The problem. Give every line back verbatim, dropping all images.
☆ ☆ ☆ ☆ ☆
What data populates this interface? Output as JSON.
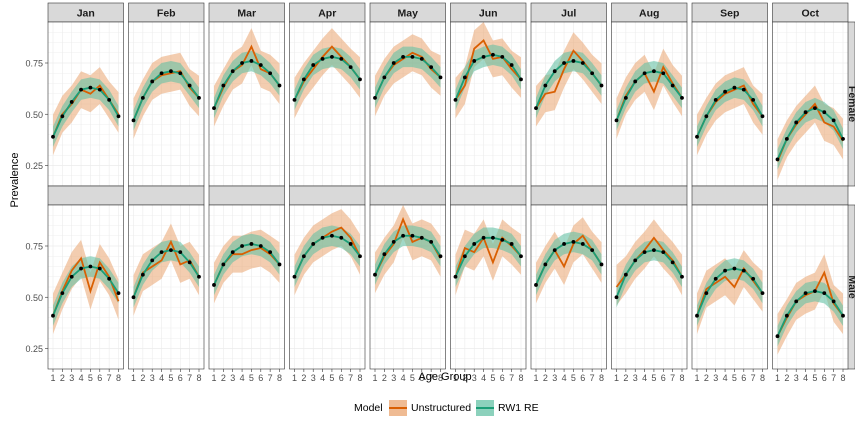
{
  "chart_data": {
    "type": "line",
    "facet_columns": [
      "Jan",
      "Feb",
      "Mar",
      "Apr",
      "May",
      "Jun",
      "Jul",
      "Aug",
      "Sep",
      "Oct"
    ],
    "facet_rows": [
      "Female",
      "Male"
    ],
    "x": [
      1,
      2,
      3,
      4,
      5,
      6,
      7,
      8
    ],
    "xlabel": "Age Group",
    "ylabel": "Prevalence",
    "ylim": [
      0.15,
      0.95
    ],
    "yticks": [
      0.25,
      0.5,
      0.75
    ],
    "grid": true,
    "legend": {
      "title": "Model",
      "position": "bottom",
      "entries": [
        "Unstructured",
        "RW1 RE"
      ]
    },
    "colors": {
      "unstructured": "#d95f02",
      "rw1": "#1b9e77",
      "unstructured_band": "#e9a46f",
      "rw1_band": "#66c2a5",
      "points": "#000000",
      "strip": "#d9d9d9"
    },
    "series": [
      {
        "name": "Unstructured",
        "panels": {
          "Female": {
            "Jan": [
              0.39,
              0.5,
              0.55,
              0.62,
              0.6,
              0.64,
              0.57,
              0.5
            ],
            "Feb": [
              0.47,
              0.58,
              0.66,
              0.69,
              0.7,
              0.71,
              0.63,
              0.58
            ],
            "Mar": [
              0.53,
              0.63,
              0.71,
              0.74,
              0.83,
              0.72,
              0.7,
              0.64
            ],
            "Apr": [
              0.57,
              0.66,
              0.72,
              0.78,
              0.83,
              0.78,
              0.73,
              0.67
            ],
            "May": [
              0.58,
              0.68,
              0.74,
              0.77,
              0.8,
              0.78,
              0.72,
              0.68
            ],
            "Jun": [
              0.57,
              0.64,
              0.82,
              0.86,
              0.77,
              0.78,
              0.72,
              0.67
            ],
            "Jul": [
              0.53,
              0.6,
              0.61,
              0.72,
              0.81,
              0.76,
              0.7,
              0.64
            ],
            "Aug": [
              0.47,
              0.59,
              0.66,
              0.7,
              0.61,
              0.73,
              0.65,
              0.58
            ],
            "Sep": [
              0.39,
              0.49,
              0.56,
              0.6,
              0.62,
              0.64,
              0.55,
              0.49
            ],
            "Oct": [
              0.27,
              0.38,
              0.45,
              0.5,
              0.55,
              0.46,
              0.44,
              0.37
            ]
          },
          "Male": {
            "Jan": [
              0.41,
              0.53,
              0.63,
              0.69,
              0.53,
              0.67,
              0.6,
              0.48
            ],
            "Feb": [
              0.5,
              0.62,
              0.65,
              0.68,
              0.77,
              0.66,
              0.68,
              0.6
            ],
            "Mar": [
              0.56,
              0.66,
              0.71,
              0.71,
              0.73,
              0.74,
              0.71,
              0.66
            ],
            "Apr": [
              0.6,
              0.7,
              0.76,
              0.79,
              0.82,
              0.84,
              0.79,
              0.7
            ],
            "May": [
              0.61,
              0.7,
              0.76,
              0.88,
              0.77,
              0.79,
              0.77,
              0.69
            ],
            "Jun": [
              0.6,
              0.74,
              0.72,
              0.79,
              0.67,
              0.79,
              0.75,
              0.7
            ],
            "Jul": [
              0.56,
              0.66,
              0.73,
              0.65,
              0.76,
              0.8,
              0.73,
              0.66
            ],
            "Aug": [
              0.55,
              0.61,
              0.68,
              0.73,
              0.79,
              0.73,
              0.68,
              0.6
            ],
            "Sep": [
              0.41,
              0.54,
              0.57,
              0.6,
              0.55,
              0.64,
              0.58,
              0.52
            ],
            "Oct": [
              0.31,
              0.4,
              0.48,
              0.51,
              0.53,
              0.62,
              0.47,
              0.41
            ]
          }
        }
      },
      {
        "name": "RW1 RE",
        "panels": {
          "Female": {
            "Jan": [
              0.39,
              0.49,
              0.56,
              0.62,
              0.63,
              0.62,
              0.57,
              0.49
            ],
            "Feb": [
              0.47,
              0.58,
              0.66,
              0.7,
              0.71,
              0.7,
              0.64,
              0.58
            ],
            "Mar": [
              0.53,
              0.64,
              0.71,
              0.75,
              0.76,
              0.74,
              0.7,
              0.64
            ],
            "Apr": [
              0.57,
              0.67,
              0.74,
              0.77,
              0.78,
              0.77,
              0.73,
              0.67
            ],
            "May": [
              0.58,
              0.68,
              0.75,
              0.78,
              0.78,
              0.77,
              0.73,
              0.68
            ],
            "Jun": [
              0.57,
              0.68,
              0.76,
              0.78,
              0.79,
              0.78,
              0.74,
              0.67
            ],
            "Jul": [
              0.53,
              0.64,
              0.71,
              0.75,
              0.76,
              0.75,
              0.7,
              0.64
            ],
            "Aug": [
              0.47,
              0.58,
              0.66,
              0.7,
              0.71,
              0.7,
              0.64,
              0.58
            ],
            "Sep": [
              0.39,
              0.49,
              0.57,
              0.61,
              0.63,
              0.62,
              0.57,
              0.49
            ],
            "Oct": [
              0.28,
              0.38,
              0.46,
              0.51,
              0.53,
              0.51,
              0.47,
              0.38
            ]
          },
          "Male": {
            "Jan": [
              0.41,
              0.52,
              0.6,
              0.64,
              0.65,
              0.64,
              0.59,
              0.52
            ],
            "Feb": [
              0.5,
              0.61,
              0.68,
              0.72,
              0.73,
              0.72,
              0.67,
              0.6
            ],
            "Mar": [
              0.56,
              0.66,
              0.72,
              0.75,
              0.76,
              0.75,
              0.72,
              0.66
            ],
            "Apr": [
              0.6,
              0.7,
              0.76,
              0.79,
              0.8,
              0.79,
              0.76,
              0.7
            ],
            "May": [
              0.61,
              0.71,
              0.77,
              0.8,
              0.8,
              0.79,
              0.77,
              0.7
            ],
            "Jun": [
              0.6,
              0.7,
              0.76,
              0.79,
              0.79,
              0.78,
              0.76,
              0.7
            ],
            "Jul": [
              0.56,
              0.66,
              0.73,
              0.76,
              0.77,
              0.76,
              0.73,
              0.66
            ],
            "Aug": [
              0.5,
              0.61,
              0.68,
              0.72,
              0.73,
              0.72,
              0.67,
              0.6
            ],
            "Sep": [
              0.41,
              0.52,
              0.59,
              0.63,
              0.64,
              0.63,
              0.59,
              0.52
            ],
            "Oct": [
              0.31,
              0.41,
              0.48,
              0.52,
              0.53,
              0.52,
              0.48,
              0.41
            ]
          }
        }
      }
    ],
    "band_halfwidth": {
      "Unstructured": 0.09,
      "RW1 RE": 0.05
    }
  }
}
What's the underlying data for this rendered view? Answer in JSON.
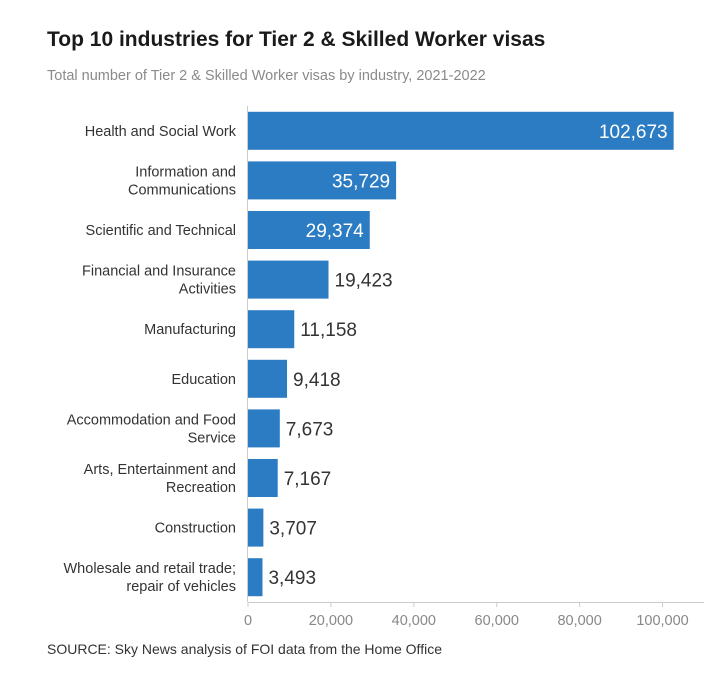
☆ ☆ ☆ ☆ ☆
The result.
What data populates this interface? Output as JSON.
{
  "chart_data": {
    "type": "line",
    "facet_columns": [
      "Jan",
      "Feb",
      "Mar",
      "Apr",
      "May",
      "Jun",
      "Jul",
      "Aug",
      "Sep",
      "Oct"
    ],
    "facet_rows": [
      "Female",
      "Male"
    ],
    "x": [
      1,
      2,
      3,
      4,
      5,
      6,
      7,
      8
    ],
    "xlabel": "Age Group",
    "ylabel": "Prevalence",
    "ylim": [
      0.15,
      0.95
    ],
    "yticks": [
      0.25,
      0.5,
      0.75
    ],
    "grid": true,
    "legend": {
      "title": "Model",
      "position": "bottom",
      "entries": [
        "Unstructured",
        "RW1 RE"
      ]
    },
    "colors": {
      "unstructured": "#d95f02",
      "rw1": "#1b9e77",
      "unstructured_band": "#e9a46f",
      "rw1_band": "#66c2a5",
      "points": "#000000",
      "strip": "#d9d9d9"
    },
    "series": [
      {
        "name": "Unstructured",
        "panels": {
          "Female": {
            "Jan": [
              0.39,
              0.5,
              0.55,
              0.62,
              0.6,
              0.64,
              0.57,
              0.5
            ],
            "Feb": [
              0.47,
              0.58,
              0.66,
              0.69,
              0.7,
              0.71,
              0.63,
              0.58
            ],
            "Mar": [
              0.53,
              0.63,
              0.71,
              0.74,
              0.83,
              0.72,
              0.7,
              0.64
            ],
            "Apr": [
              0.57,
              0.66,
              0.72,
              0.78,
              0.83,
              0.78,
              0.73,
              0.67
            ],
            "May": [
              0.58,
              0.68,
              0.74,
              0.77,
              0.8,
              0.78,
              0.72,
              0.68
            ],
            "Jun": [
              0.57,
              0.64,
              0.82,
              0.86,
              0.77,
              0.78,
              0.72,
              0.67
            ],
            "Jul": [
              0.53,
              0.6,
              0.61,
              0.72,
              0.81,
              0.76,
              0.7,
              0.64
            ],
            "Aug": [
              0.47,
              0.59,
              0.66,
              0.7,
              0.61,
              0.73,
              0.65,
              0.58
            ],
            "Sep": [
              0.39,
              0.49,
              0.56,
              0.6,
              0.62,
              0.64,
              0.55,
              0.49
            ],
            "Oct": [
              0.27,
              0.38,
              0.45,
              0.5,
              0.55,
              0.46,
              0.44,
              0.37
            ]
          },
          "Male": {
            "Jan": [
              0.41,
              0.53,
              0.63,
              0.69,
              0.53,
              0.67,
              0.6,
              0.48
            ],
            "Feb": [
              0.5,
              0.62,
              0.65,
              0.68,
              0.77,
              0.66,
              0.68,
              0.6
            ],
            "Mar": [
              0.56,
              0.66,
              0.71,
              0.71,
              0.73,
              0.74,
              0.71,
              0.66
            ],
            "Apr": [
              0.6,
              0.7,
              0.76,
              0.79,
              0.82,
              0.84,
              0.79,
              0.7
            ],
            "May": [
              0.61,
              0.7,
              0.76,
              0.88,
              0.77,
              0.79,
              0.77,
              0.69
            ],
            "Jun": [
              0.6,
              0.74,
              0.72,
              0.79,
              0.67,
              0.79,
              0.75,
              0.7
            ],
            "Jul": [
              0.56,
              0.66,
              0.73,
              0.65,
              0.76,
              0.8,
              0.73,
              0.66
            ],
            "Aug": [
              0.55,
              0.61,
              0.68,
              0.73,
              0.79,
              0.73,
              0.68,
              0.6
            ],
            "Sep": [
              0.41,
              0.54,
              0.57,
              0.6,
              0.55,
              0.64,
              0.58,
              0.52
            ],
            "Oct": [
              0.31,
              0.4,
              0.48,
              0.51,
              0.53,
              0.62,
              0.47,
              0.41
            ]
          }
        }
      },
      {
        "name": "RW1 RE",
        "panels": {
          "Female": {
            "Jan": [
              0.39,
              0.49,
              0.56,
              0.62,
              0.63,
              0.62,
              0.57,
              0.49
            ],
            "Feb": [
              0.47,
              0.58,
              0.66,
              0.7,
              0.71,
              0.7,
              0.64,
              0.58
            ],
            "Mar": [
              0.53,
              0.64,
              0.71,
              0.75,
              0.76,
              0.74,
              0.7,
              0.64
            ],
            "Apr": [
              0.57,
              0.67,
              0.74,
              0.77,
              0.78,
              0.77,
              0.73,
              0.67
            ],
            "May": [
              0.58,
              0.68,
              0.75,
              0.78,
              0.78,
              0.77,
              0.73,
              0.68
            ],
            "Jun": [
              0.57,
              0.68,
              0.76,
              0.78,
              0.79,
              0.78,
              0.74,
              0.67
            ],
            "Jul": [
              0.53,
              0.64,
              0.71,
              0.75,
              0.76,
              0.75,
              0.7,
              0.64
            ],
            "Aug": [
              0.47,
              0.58,
              0.66,
              0.7,
              0.71,
              0.7,
              0.64,
              0.58
            ],
            "Sep": [
              0.39,
              0.49,
              0.57,
              0.61,
              0.63,
              0.62,
              0.57,
              0.49
            ],
            "Oct": [
              0.28,
              0.38,
              0.46,
              0.51,
              0.53,
              0.51,
              0.47,
              0.38
            ]
          },
          "Male": {
            "Jan": [
              0.41,
              0.52,
              0.6,
              0.64,
              0.65,
              0.64,
              0.59,
              0.52
            ],
            "Feb": [
              0.5,
              0.61,
              0.68,
              0.72,
              0.73,
              0.72,
              0.67,
              0.6
            ],
            "Mar": [
              0.56,
              0.66,
              0.72,
              0.75,
              0.76,
              0.75,
              0.72,
              0.66
            ],
            "Apr": [
              0.6,
              0.7,
              0.76,
              0.79,
              0.8,
              0.79,
              0.76,
              0.7
            ],
            "May": [
              0.61,
              0.71,
              0.77,
              0.8,
              0.8,
              0.79,
              0.77,
              0.7
            ],
            "Jun": [
              0.6,
              0.7,
              0.76,
              0.79,
              0.79,
              0.78,
              0.76,
              0.7
            ],
            "Jul": [
              0.56,
              0.66,
              0.73,
              0.76,
              0.77,
              0.76,
              0.73,
              0.66
            ],
            "Aug": [
              0.5,
              0.61,
              0.68,
              0.72,
              0.73,
              0.72,
              0.67,
              0.6
            ],
            "Sep": [
              0.41,
              0.52,
              0.59,
              0.63,
              0.64,
              0.63,
              0.59,
              0.52
            ],
            "Oct": [
              0.31,
              0.41,
              0.48,
              0.52,
              0.53,
              0.52,
              0.48,
              0.41
            ]
          }
        }
      }
    ],
    "band_halfwidth": {
      "Unstructured": 0.09,
      "RW1 RE": 0.05
    }
  }
}
What's the underlying data for this rendered view? Answer in JSON.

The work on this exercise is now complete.